* _THE EXERCISE_
Every line below that contains "osób" is to be copied.
>> Start TASK INPUTS
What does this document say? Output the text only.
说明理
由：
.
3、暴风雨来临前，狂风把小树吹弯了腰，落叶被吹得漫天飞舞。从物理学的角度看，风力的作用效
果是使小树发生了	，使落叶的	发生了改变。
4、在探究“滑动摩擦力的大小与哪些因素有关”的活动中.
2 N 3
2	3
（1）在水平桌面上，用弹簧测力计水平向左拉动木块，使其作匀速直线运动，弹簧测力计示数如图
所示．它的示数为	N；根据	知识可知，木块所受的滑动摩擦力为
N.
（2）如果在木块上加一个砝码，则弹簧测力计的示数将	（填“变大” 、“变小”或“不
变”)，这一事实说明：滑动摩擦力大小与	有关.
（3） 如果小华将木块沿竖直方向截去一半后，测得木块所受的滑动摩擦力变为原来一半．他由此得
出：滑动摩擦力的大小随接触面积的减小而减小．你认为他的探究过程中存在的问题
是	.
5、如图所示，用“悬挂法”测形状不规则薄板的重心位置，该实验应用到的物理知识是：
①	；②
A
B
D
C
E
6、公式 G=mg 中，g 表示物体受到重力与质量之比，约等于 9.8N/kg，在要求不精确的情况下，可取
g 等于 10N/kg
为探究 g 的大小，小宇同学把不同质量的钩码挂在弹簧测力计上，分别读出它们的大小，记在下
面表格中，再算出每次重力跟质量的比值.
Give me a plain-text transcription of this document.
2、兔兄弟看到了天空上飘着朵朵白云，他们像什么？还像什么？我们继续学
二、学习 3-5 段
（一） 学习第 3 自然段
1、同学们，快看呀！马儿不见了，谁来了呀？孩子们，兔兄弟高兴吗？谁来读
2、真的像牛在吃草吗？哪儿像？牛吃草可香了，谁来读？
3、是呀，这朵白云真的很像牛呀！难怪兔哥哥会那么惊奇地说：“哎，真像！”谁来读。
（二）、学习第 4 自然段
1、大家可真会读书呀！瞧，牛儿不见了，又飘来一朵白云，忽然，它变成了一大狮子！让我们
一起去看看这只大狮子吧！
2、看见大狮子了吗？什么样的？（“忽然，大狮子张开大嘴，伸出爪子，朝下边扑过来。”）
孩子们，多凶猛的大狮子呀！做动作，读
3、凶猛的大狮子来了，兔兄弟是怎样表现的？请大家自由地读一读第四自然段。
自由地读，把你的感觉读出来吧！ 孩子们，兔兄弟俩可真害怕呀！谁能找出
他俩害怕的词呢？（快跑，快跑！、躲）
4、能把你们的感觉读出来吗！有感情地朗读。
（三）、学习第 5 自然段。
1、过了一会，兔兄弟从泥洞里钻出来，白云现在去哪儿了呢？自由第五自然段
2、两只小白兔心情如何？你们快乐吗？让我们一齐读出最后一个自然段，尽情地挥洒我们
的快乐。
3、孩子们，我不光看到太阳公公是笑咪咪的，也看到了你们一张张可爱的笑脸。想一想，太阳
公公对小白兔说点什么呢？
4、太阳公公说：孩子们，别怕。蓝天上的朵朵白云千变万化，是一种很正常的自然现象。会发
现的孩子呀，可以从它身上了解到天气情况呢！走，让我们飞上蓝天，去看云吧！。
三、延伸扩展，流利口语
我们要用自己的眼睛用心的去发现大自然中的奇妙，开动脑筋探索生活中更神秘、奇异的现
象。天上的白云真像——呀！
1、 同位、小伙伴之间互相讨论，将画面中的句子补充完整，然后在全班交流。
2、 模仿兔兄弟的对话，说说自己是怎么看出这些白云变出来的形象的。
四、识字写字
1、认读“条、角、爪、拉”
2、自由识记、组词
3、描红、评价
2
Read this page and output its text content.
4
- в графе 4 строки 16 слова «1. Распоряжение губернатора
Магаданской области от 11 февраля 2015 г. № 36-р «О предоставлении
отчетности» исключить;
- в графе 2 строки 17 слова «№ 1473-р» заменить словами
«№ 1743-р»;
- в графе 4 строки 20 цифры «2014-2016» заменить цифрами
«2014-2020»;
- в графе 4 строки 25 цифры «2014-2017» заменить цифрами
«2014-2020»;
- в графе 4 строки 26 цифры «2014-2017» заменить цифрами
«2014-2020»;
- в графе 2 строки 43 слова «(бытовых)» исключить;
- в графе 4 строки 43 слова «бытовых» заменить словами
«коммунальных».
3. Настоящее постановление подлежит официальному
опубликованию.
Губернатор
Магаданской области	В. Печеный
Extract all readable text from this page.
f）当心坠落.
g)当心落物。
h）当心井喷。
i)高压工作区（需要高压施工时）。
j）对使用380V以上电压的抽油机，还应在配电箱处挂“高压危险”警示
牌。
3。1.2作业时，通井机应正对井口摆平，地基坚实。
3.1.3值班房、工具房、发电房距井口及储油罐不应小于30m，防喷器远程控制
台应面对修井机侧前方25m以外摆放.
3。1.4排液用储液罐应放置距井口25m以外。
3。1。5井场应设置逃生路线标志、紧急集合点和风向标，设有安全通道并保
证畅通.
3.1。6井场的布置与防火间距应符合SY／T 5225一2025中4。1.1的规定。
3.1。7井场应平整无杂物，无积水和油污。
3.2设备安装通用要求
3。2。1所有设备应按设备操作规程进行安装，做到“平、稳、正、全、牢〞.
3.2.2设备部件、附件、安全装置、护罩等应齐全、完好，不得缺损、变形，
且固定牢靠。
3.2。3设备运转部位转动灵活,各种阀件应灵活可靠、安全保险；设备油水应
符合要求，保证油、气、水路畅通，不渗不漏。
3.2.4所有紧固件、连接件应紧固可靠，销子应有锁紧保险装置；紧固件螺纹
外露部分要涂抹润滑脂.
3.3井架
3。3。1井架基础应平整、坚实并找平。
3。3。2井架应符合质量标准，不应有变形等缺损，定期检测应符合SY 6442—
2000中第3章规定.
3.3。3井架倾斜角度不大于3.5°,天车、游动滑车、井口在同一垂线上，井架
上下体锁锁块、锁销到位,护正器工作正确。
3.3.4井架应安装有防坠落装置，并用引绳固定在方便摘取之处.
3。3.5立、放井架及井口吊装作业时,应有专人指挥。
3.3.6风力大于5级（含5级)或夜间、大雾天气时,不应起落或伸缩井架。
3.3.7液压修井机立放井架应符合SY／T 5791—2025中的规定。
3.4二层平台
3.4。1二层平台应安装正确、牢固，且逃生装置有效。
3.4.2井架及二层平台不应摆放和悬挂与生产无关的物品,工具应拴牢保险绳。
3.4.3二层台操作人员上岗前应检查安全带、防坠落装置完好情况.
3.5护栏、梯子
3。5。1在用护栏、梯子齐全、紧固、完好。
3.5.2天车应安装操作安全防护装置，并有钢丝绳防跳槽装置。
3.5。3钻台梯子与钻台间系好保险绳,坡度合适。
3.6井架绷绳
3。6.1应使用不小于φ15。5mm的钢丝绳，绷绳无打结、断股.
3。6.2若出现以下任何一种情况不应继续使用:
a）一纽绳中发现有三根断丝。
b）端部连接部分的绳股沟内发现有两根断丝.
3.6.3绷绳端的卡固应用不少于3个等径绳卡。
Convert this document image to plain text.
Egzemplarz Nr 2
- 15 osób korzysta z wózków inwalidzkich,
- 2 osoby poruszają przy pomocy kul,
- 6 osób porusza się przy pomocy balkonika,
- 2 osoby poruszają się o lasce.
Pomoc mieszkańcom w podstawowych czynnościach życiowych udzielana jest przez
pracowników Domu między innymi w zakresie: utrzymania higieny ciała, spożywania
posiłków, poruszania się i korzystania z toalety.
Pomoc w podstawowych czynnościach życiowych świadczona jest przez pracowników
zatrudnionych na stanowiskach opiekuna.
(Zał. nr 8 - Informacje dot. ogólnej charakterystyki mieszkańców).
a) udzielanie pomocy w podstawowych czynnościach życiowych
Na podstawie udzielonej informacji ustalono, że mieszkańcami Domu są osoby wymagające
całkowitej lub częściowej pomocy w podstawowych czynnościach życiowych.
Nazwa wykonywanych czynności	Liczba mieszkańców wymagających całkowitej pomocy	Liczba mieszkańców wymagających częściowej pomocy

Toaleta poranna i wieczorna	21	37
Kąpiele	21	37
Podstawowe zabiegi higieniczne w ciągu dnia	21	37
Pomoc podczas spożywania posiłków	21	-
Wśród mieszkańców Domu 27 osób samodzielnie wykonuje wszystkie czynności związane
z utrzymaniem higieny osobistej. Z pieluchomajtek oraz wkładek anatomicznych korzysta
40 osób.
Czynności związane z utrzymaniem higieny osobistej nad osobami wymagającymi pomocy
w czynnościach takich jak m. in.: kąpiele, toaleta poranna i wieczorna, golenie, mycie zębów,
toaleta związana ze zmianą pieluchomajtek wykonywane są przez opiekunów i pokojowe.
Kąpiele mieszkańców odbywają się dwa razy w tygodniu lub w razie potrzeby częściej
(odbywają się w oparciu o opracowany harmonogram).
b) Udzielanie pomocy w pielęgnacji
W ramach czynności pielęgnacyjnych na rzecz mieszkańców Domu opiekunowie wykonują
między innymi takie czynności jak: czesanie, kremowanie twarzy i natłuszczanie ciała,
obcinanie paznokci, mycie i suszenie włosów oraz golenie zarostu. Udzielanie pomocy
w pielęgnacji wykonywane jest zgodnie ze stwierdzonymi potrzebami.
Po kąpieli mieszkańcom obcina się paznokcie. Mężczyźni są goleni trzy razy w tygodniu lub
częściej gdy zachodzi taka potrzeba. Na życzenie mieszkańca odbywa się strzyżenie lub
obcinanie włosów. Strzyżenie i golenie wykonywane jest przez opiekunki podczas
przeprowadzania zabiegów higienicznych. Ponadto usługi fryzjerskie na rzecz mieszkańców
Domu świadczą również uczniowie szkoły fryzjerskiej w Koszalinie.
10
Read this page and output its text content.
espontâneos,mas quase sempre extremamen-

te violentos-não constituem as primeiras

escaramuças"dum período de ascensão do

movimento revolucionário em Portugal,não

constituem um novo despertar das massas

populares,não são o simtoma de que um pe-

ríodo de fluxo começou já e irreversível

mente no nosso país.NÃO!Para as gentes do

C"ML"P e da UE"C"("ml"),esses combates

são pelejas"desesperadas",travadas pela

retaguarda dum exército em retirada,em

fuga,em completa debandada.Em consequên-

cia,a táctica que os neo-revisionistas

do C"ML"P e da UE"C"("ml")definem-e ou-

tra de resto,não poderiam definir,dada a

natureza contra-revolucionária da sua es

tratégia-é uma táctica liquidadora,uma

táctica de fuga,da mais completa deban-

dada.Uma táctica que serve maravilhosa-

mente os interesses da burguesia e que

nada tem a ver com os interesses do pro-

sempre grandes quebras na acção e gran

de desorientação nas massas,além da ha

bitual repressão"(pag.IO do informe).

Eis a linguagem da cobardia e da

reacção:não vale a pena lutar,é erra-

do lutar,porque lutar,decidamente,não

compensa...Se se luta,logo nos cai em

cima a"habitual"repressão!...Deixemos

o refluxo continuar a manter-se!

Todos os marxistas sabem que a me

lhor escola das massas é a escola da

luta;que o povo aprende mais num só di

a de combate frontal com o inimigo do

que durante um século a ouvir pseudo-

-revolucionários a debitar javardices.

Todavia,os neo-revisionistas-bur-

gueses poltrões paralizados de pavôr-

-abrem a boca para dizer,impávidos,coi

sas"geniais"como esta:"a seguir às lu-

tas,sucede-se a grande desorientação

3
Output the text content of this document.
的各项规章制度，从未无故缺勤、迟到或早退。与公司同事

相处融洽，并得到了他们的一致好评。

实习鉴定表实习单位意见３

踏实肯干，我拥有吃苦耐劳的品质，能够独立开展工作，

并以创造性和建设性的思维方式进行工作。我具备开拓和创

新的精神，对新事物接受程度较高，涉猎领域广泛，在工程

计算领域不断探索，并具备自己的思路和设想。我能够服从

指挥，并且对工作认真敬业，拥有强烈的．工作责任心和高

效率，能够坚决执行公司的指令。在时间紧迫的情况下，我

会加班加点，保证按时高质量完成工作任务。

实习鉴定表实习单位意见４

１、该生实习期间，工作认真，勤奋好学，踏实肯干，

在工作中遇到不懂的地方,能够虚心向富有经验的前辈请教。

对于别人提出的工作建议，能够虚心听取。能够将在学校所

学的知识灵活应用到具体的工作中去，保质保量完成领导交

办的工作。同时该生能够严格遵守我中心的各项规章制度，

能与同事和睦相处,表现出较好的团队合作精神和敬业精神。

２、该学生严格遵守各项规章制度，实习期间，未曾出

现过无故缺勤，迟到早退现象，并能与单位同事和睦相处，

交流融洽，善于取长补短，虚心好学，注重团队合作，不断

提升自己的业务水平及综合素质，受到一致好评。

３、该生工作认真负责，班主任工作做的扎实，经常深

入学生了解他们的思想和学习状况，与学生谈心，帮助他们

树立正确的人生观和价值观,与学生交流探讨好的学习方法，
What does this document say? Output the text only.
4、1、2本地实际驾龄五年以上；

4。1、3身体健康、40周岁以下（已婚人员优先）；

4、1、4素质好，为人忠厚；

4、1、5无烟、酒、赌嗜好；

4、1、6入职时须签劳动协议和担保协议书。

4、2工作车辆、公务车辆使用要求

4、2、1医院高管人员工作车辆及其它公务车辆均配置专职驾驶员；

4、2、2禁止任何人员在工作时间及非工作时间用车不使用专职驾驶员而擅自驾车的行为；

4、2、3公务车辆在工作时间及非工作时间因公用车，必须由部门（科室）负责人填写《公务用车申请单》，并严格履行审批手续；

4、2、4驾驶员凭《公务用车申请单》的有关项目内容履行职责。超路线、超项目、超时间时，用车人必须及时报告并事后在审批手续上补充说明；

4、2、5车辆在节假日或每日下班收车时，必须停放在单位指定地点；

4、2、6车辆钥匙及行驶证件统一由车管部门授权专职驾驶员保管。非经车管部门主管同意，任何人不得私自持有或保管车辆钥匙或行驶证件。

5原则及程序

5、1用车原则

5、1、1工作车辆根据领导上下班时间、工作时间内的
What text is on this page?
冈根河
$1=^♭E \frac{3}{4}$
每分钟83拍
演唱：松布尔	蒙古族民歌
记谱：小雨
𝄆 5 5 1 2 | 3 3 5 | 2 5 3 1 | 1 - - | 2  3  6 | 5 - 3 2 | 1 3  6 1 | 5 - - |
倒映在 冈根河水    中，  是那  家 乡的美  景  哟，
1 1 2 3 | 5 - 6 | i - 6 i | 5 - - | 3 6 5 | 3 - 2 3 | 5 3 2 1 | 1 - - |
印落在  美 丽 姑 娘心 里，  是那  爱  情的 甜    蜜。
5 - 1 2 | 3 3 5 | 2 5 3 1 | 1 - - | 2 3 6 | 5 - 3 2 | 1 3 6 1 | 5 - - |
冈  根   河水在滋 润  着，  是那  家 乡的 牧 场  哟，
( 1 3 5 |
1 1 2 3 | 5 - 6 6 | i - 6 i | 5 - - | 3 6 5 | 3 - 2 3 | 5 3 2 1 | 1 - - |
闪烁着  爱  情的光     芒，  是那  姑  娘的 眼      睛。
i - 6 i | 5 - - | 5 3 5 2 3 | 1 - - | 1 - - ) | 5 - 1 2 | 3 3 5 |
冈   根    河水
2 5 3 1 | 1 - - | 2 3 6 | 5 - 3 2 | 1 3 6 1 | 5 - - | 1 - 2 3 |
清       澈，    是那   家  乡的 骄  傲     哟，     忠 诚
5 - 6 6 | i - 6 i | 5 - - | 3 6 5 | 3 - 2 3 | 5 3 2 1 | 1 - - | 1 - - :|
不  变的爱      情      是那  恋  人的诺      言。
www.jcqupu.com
>> End TASK INPUTS
* _EXPECTED OUTPUT_
- 15 osób korzysta z wózków inwalidzkich,
- 6 osób porusza się przy pomocy balkonika,
Wśród mieszkańców Domu 27 osób samodzielnie wykonuje wszystkie czynności związane
40 osób.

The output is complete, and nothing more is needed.